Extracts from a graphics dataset
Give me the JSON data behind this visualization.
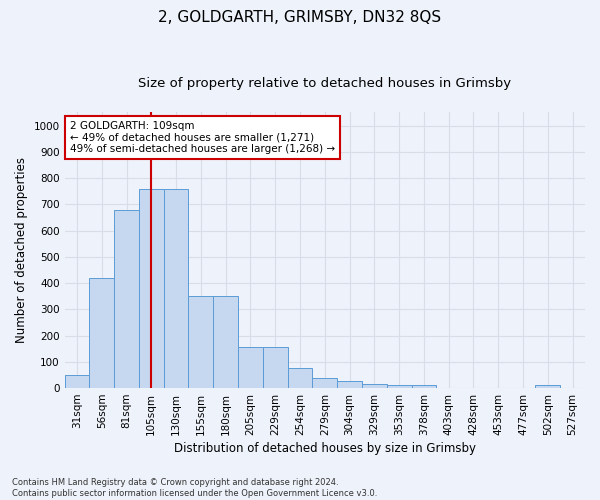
{
  "title": "2, GOLDGARTH, GRIMSBY, DN32 8QS",
  "subtitle": "Size of property relative to detached houses in Grimsby",
  "xlabel": "Distribution of detached houses by size in Grimsby",
  "ylabel": "Number of detached properties",
  "footnote1": "Contains HM Land Registry data © Crown copyright and database right 2024.",
  "footnote2": "Contains public sector information licensed under the Open Government Licence v3.0.",
  "categories": [
    "31sqm",
    "56sqm",
    "81sqm",
    "105sqm",
    "130sqm",
    "155sqm",
    "180sqm",
    "205sqm",
    "229sqm",
    "254sqm",
    "279sqm",
    "304sqm",
    "329sqm",
    "353sqm",
    "378sqm",
    "403sqm",
    "428sqm",
    "453sqm",
    "477sqm",
    "502sqm",
    "527sqm"
  ],
  "values": [
    50,
    420,
    680,
    760,
    760,
    350,
    350,
    155,
    155,
    75,
    40,
    27,
    17,
    10,
    10,
    0,
    0,
    0,
    0,
    12,
    0
  ],
  "bar_color": "#c5d8ef",
  "bar_edge_color": "#5b9bd5",
  "vline_x_index": 3,
  "vline_color": "#cc0000",
  "annotation_text": "2 GOLDGARTH: 109sqm\n← 49% of detached houses are smaller (1,271)\n49% of semi-detached houses are larger (1,268) →",
  "annotation_box_color": "#ffffff",
  "annotation_box_edge": "#cc0000",
  "ylim": [
    0,
    1050
  ],
  "yticks": [
    0,
    100,
    200,
    300,
    400,
    500,
    600,
    700,
    800,
    900,
    1000
  ],
  "background_color": "#eef2fa",
  "grid_color": "#d8dde8",
  "title_fontsize": 11,
  "subtitle_fontsize": 9.5,
  "axis_label_fontsize": 8.5,
  "tick_fontsize": 7.5,
  "footnote_fontsize": 6
}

● **TASK GOAL**
Leave out the pictures and copy everything else in the records word for word.

● **ANSWER TO THE TASK**
Give me the JSON data behind this visualization.
{
  "title": "2, GOLDGARTH, GRIMSBY, DN32 8QS",
  "subtitle": "Size of property relative to detached houses in Grimsby",
  "xlabel": "Distribution of detached houses by size in Grimsby",
  "ylabel": "Number of detached properties",
  "footnote1": "Contains HM Land Registry data © Crown copyright and database right 2024.",
  "footnote2": "Contains public sector information licensed under the Open Government Licence v3.0.",
  "categories": [
    "31sqm",
    "56sqm",
    "81sqm",
    "105sqm",
    "130sqm",
    "155sqm",
    "180sqm",
    "205sqm",
    "229sqm",
    "254sqm",
    "279sqm",
    "304sqm",
    "329sqm",
    "353sqm",
    "378sqm",
    "403sqm",
    "428sqm",
    "453sqm",
    "477sqm",
    "502sqm",
    "527sqm"
  ],
  "values": [
    50,
    420,
    680,
    760,
    760,
    350,
    350,
    155,
    155,
    75,
    40,
    27,
    17,
    10,
    10,
    0,
    0,
    0,
    0,
    12,
    0
  ],
  "bar_color": "#c5d8ef",
  "bar_edge_color": "#5b9bd5",
  "vline_x_index": 3,
  "vline_color": "#cc0000",
  "annotation_text": "2 GOLDGARTH: 109sqm\n← 49% of detached houses are smaller (1,271)\n49% of semi-detached houses are larger (1,268) →",
  "annotation_box_color": "#ffffff",
  "annotation_box_edge": "#cc0000",
  "ylim": [
    0,
    1050
  ],
  "yticks": [
    0,
    100,
    200,
    300,
    400,
    500,
    600,
    700,
    800,
    900,
    1000
  ],
  "background_color": "#eef2fa",
  "grid_color": "#d8dde8",
  "title_fontsize": 11,
  "subtitle_fontsize": 9.5,
  "axis_label_fontsize": 8.5,
  "tick_fontsize": 7.5,
  "footnote_fontsize": 6
}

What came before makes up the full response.